## WHAT THE TASK ASKS
Copy every line of the material below word for word.

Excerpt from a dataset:
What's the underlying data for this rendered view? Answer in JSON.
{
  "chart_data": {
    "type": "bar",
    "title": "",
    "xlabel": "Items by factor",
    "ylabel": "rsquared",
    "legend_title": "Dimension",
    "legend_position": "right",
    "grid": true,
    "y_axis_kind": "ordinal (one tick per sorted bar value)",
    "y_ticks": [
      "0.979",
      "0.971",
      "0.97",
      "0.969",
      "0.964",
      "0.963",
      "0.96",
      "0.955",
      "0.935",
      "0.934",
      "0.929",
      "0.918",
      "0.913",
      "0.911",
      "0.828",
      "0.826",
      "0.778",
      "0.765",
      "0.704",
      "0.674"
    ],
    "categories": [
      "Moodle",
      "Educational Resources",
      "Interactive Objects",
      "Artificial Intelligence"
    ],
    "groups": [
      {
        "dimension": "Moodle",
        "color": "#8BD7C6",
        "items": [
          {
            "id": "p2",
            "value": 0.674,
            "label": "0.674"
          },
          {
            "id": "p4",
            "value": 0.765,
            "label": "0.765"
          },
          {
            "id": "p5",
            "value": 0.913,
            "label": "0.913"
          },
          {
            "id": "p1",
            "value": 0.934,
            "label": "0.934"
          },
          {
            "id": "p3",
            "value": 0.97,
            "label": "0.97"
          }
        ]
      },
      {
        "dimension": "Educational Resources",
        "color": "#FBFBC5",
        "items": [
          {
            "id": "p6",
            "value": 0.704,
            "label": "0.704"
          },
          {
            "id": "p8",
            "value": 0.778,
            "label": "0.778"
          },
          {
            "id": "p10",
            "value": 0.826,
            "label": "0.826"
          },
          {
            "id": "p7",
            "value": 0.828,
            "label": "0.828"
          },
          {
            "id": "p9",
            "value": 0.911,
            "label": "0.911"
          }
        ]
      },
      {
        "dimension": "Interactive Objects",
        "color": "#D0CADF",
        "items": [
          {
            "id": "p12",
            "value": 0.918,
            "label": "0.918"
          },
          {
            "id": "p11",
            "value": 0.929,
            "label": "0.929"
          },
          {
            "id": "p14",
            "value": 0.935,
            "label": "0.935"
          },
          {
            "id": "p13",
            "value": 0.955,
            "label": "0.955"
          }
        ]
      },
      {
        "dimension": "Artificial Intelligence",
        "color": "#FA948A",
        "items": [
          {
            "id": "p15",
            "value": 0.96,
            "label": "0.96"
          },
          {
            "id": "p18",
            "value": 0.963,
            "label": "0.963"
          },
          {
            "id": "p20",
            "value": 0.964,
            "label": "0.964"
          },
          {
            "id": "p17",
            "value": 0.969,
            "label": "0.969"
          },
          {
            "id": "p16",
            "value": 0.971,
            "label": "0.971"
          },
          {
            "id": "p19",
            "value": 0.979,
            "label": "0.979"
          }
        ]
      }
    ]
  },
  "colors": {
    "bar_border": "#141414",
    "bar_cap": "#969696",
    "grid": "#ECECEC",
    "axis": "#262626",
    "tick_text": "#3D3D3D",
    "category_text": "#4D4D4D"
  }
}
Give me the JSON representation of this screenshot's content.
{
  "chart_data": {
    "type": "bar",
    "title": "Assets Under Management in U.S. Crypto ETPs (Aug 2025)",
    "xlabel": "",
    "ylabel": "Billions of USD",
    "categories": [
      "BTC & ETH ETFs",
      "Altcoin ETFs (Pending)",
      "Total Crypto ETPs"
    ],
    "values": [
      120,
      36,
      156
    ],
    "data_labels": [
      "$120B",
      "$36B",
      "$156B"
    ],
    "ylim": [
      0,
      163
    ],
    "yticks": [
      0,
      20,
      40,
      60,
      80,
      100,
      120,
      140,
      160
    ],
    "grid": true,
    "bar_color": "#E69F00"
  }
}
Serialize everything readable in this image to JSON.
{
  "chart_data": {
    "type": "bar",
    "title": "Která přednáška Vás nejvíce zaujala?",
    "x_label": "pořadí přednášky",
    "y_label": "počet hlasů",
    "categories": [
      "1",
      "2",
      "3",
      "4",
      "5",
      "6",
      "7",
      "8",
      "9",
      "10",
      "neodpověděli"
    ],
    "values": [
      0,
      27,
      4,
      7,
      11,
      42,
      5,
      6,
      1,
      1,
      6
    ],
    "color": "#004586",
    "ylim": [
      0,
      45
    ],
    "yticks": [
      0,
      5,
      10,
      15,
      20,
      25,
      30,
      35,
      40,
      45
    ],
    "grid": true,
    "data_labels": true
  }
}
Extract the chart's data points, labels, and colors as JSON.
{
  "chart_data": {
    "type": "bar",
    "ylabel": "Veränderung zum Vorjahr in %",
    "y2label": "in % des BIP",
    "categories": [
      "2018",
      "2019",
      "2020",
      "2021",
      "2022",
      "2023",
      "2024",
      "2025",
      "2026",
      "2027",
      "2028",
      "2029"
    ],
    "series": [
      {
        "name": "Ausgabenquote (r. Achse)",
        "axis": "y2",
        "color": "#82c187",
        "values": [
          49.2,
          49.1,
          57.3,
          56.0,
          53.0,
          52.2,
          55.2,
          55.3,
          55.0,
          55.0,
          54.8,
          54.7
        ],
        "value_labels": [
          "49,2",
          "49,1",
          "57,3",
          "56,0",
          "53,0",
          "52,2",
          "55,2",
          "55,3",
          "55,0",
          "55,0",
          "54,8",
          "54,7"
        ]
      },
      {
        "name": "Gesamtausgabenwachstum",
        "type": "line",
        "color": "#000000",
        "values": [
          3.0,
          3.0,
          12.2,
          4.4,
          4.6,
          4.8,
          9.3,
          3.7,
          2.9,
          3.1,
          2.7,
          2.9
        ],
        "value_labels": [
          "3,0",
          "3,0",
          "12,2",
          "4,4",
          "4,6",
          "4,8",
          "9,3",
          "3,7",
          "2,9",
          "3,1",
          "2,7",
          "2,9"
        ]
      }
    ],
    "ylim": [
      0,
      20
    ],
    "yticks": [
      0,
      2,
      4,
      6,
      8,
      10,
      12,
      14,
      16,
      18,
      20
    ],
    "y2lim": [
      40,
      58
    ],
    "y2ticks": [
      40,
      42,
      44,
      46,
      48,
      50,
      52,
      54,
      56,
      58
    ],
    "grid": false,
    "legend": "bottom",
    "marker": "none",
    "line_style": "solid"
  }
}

## COMPLETED EXERCISE
What's the underlying data for this rendered view? Answer in JSON.
{
  "chart_data": {
    "type": "bar",
    "title": "",
    "xlabel": "Items by factor",
    "ylabel": "rsquared",
    "legend_title": "Dimension",
    "legend_position": "right",
    "grid": true,
    "y_axis_kind": "ordinal (one tick per sorted bar value)",
    "y_ticks": [
      "0.979",
      "0.971",
      "0.97",
      "0.969",
      "0.964",
      "0.963",
      "0.96",
      "0.955",
      "0.935",
      "0.934",
      "0.929",
      "0.918",
      "0.913",
      "0.911",
      "0.828",
      "0.826",
      "0.778",
      "0.765",
      "0.704",
      "0.674"
    ],
    "categories": [
      "Moodle",
      "Educational Resources",
      "Interactive Objects",
      "Artificial Intelligence"
    ],
    "groups": [
      {
        "dimension": "Moodle",
        "color": "#8BD7C6",
        "items": [
          {
            "id": "p2",
            "value": 0.674,
            "label": "0.674"
          },
          {
            "id": "p4",
            "value": 0.765,
            "label": "0.765"
          },
          {
            "id": "p5",
            "value": 0.913,
            "label": "0.913"
          },
          {
            "id": "p1",
            "value": 0.934,
            "label": "0.934"
          },
          {
            "id": "p3",
            "value": 0.97,
            "label": "0.97"
          }
        ]
      },
      {
        "dimension": "Educational Resources",
        "color": "#FBFBC5",
        "items": [
          {
            "id": "p6",
            "value": 0.704,
            "label": "0.704"
          },
          {
            "id": "p8",
            "value": 0.778,
            "label": "0.778"
          },
          {
            "id": "p10",
            "value": 0.826,
            "label": "0.826"
          },
          {
            "id": "p7",
            "value": 0.828,
            "label": "0.828"
          },
          {
            "id": "p9",
            "value": 0.911,
            "label": "0.911"
          }
        ]
      },
      {
        "dimension": "Interactive Objects",
        "color": "#D0CADF",
        "items": [
          {
            "id": "p12",
            "value": 0.918,
            "label": "0.918"
          },
          {
            "id": "p11",
            "value": 0.929,
            "label": "0.929"
          },
          {
            "id": "p14",
            "value": 0.935,
            "label": "0.935"
          },
          {
            "id": "p13",
            "value": 0.955,
            "label": "0.955"
          }
        ]
      },
      {
        "dimension": "Artificial Intelligence",
        "color": "#FA948A",
        "items": [
          {
            "id": "p15",
            "value": 0.96,
            "label": "0.96"
          },
          {
            "id": "p18",
            "value": 0.963,
            "label": "0.963"
          },
          {
            "id": "p20",
            "value": 0.964,
            "label": "0.964"
          },
          {
            "id": "p17",
            "value": 0.969,
            "label": "0.969"
          },
          {
            "id": "p16",
            "value": 0.971,
            "label": "0.971"
          },
          {
            "id": "p19",
            "value": 0.979,
            "label": "0.979"
          }
        ]
      }
    ]
  },
  "colors": {
    "bar_border": "#141414",
    "bar_cap": "#969696",
    "grid": "#ECECEC",
    "axis": "#262626",
    "tick_text": "#3D3D3D",
    "category_text": "#4D4D4D"
  }
}
Give me the JSON representation of this screenshot's content.
{
  "chart_data": {
    "type": "bar",
    "title": "Assets Under Management in U.S. Crypto ETPs (Aug 2025)",
    "xlabel": "",
    "ylabel": "Billions of USD",
    "categories": [
      "BTC & ETH ETFs",
      "Altcoin ETFs (Pending)",
      "Total Crypto ETPs"
    ],
    "values": [
      120,
      36,
      156
    ],
    "data_labels": [
      "$120B",
      "$36B",
      "$156B"
    ],
    "ylim": [
      0,
      163
    ],
    "yticks": [
      0,
      20,
      40,
      60,
      80,
      100,
      120,
      140,
      160
    ],
    "grid": true,
    "bar_color": "#E69F00"
  }
}
Serialize everything readable in this image to JSON.
{
  "chart_data": {
    "type": "bar",
    "title": "Která přednáška Vás nejvíce zaujala?",
    "x_label": "pořadí přednášky",
    "y_label": "počet hlasů",
    "categories": [
      "1",
      "2",
      "3",
      "4",
      "5",
      "6",
      "7",
      "8",
      "9",
      "10",
      "neodpověděli"
    ],
    "values": [
      0,
      27,
      4,
      7,
      11,
      42,
      5,
      6,
      1,
      1,
      6
    ],
    "color": "#004586",
    "ylim": [
      0,
      45
    ],
    "yticks": [
      0,
      5,
      10,
      15,
      20,
      25,
      30,
      35,
      40,
      45
    ],
    "grid": true,
    "data_labels": true
  }
}
Extract the chart's data points, labels, and colors as JSON.
{
  "chart_data": {
    "type": "bar",
    "ylabel": "Veränderung zum Vorjahr in %",
    "y2label": "in % des BIP",
    "categories": [
      "2018",
      "2019",
      "2020",
      "2021",
      "2022",
      "2023",
      "2024",
      "2025",
      "2026",
      "2027",
      "2028",
      "2029"
    ],
    "series": [
      {
        "name": "Ausgabenquote (r. Achse)",
        "axis": "y2",
        "color": "#82c187",
        "values": [
          49.2,
          49.1,
          57.3,
          56.0,
          53.0,
          52.2,
          55.2,
          55.3,
          55.0,
          55.0,
          54.8,
          54.7
        ],
        "value_labels": [
          "49,2",
          "49,1",
          "57,3",
          "56,0",
          "53,0",
          "52,2",
          "55,2",
          "55,3",
          "55,0",
          "55,0",
          "54,8",
          "54,7"
        ]
      },
      {
        "name": "Gesamtausgabenwachstum",
        "type": "line",
        "color": "#000000",
        "values": [
          3.0,
          3.0,
          12.2,
          4.4,
          4.6,
          4.8,
          9.3,
          3.7,
          2.9,
          3.1,
          2.7,
          2.9
        ],
        "value_labels": [
          "3,0",
          "3,0",
          "12,2",
          "4,4",
          "4,6",
          "4,8",
          "9,3",
          "3,7",
          "2,9",
          "3,1",
          "2,7",
          "2,9"
        ]
      }
    ],
    "ylim": [
      0,
      20
    ],
    "yticks": [
      0,
      2,
      4,
      6,
      8,
      10,
      12,
      14,
      16,
      18,
      20
    ],
    "y2lim": [
      40,
      58
    ],
    "y2ticks": [
      40,
      42,
      44,
      46,
      48,
      50,
      52,
      54,
      56,
      58
    ],
    "grid": false,
    "legend": "bottom",
    "marker": "none",
    "line_style": "solid"
  }
}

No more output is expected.